[Data entries]
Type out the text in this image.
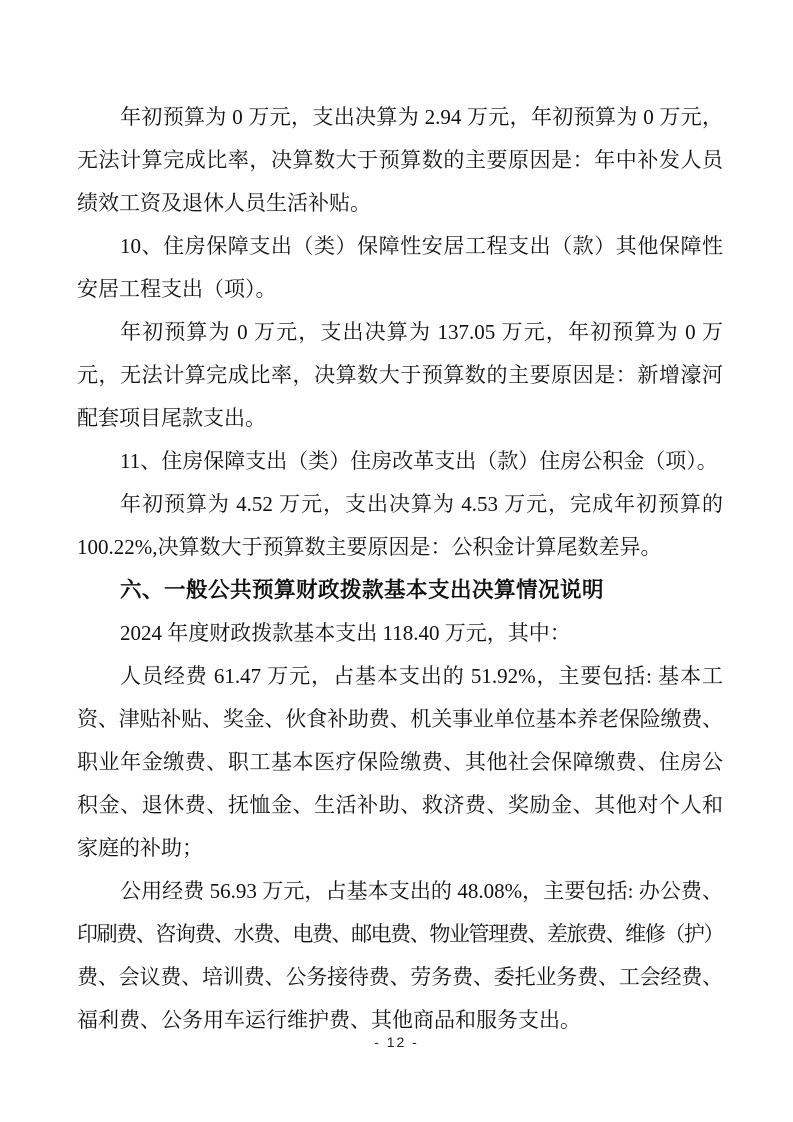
年初预算为 0 万元，支出决算为 2.94 万元，年初预算为 0 万元，
无法计算完成比率，决算数大于预算数的主要原因是：年中补发人员
绩效工资及退休人员生活补贴。
10、住房保障支出（类）保障性安居工程支出（款）其他保障性
安居工程支出（项）。
年初预算为 0 万元，支出决算为 137.05 万元，年初预算为 0 万
元，无法计算完成比率，决算数大于预算数的主要原因是：新增濠河
配套项目尾款支出。
11、住房保障支出（类）住房改革支出（款）住房公积金（项）。
年初预算为 4.52 万元，支出决算为 4.53 万元，完成年初预算的
100.22%,决算数大于预算数主要原因是：公积金计算尾数差异。
六、一般公共预算财政拨款基本支出决算情况说明
2024 年度财政拨款基本支出 118.40 万元，其中：
人员经费 61.47 万元，占基本支出的 51.92%，主要包括: 基本工
资、津贴补贴、奖金、伙食补助费、机关事业单位基本养老保险缴费、
职业年金缴费、职工基本医疗保险缴费、其他社会保障缴费、住房公
积金、退休费、抚恤金、生活补助、救济费、奖励金、其他对个人和
家庭的补助；
公用经费 56.93 万元，占基本支出的 48.08%，主要包括: 办公费、
印刷费、咨询费、水费、电费、邮电费、物业管理费、差旅费、维修（护）
费、会议费、培训费、公务接待费、劳务费、委托业务费、工会经费、
福利费、公务用车运行维护费、其他商品和服务支出。
- 12 -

> **Given instruction**
Quote every record above exactly, leaving out the pictures.

> **In response**
Type out the text in this image.
年初预算为 0 万元，支出决算为 2.94 万元，年初预算为 0 万元，
无法计算完成比率，决算数大于预算数的主要原因是：年中补发人员
绩效工资及退休人员生活补贴。
10、住房保障支出（类）保障性安居工程支出（款）其他保障性
安居工程支出（项）。
年初预算为 0 万元，支出决算为 137.05 万元，年初预算为 0 万
元，无法计算完成比率，决算数大于预算数的主要原因是：新增濠河
配套项目尾款支出。
11、住房保障支出（类）住房改革支出（款）住房公积金（项）。
年初预算为 4.52 万元，支出决算为 4.53 万元，完成年初预算的
100.22%,决算数大于预算数主要原因是：公积金计算尾数差异。
六、一般公共预算财政拨款基本支出决算情况说明
2024 年度财政拨款基本支出 118.40 万元，其中：
人员经费 61.47 万元，占基本支出的 51.92%，主要包括: 基本工
资、津贴补贴、奖金、伙食补助费、机关事业单位基本养老保险缴费、
职业年金缴费、职工基本医疗保险缴费、其他社会保障缴费、住房公
积金、退休费、抚恤金、生活补助、救济费、奖励金、其他对个人和
家庭的补助；
公用经费 56.93 万元，占基本支出的 48.08%，主要包括: 办公费、
印刷费、咨询费、水费、电费、邮电费、物业管理费、差旅费、维修（护）
费、会议费、培训费、公务接待费、劳务费、委托业务费、工会经费、
福利费、公务用车运行维护费、其他商品和服务支出。
- 12 -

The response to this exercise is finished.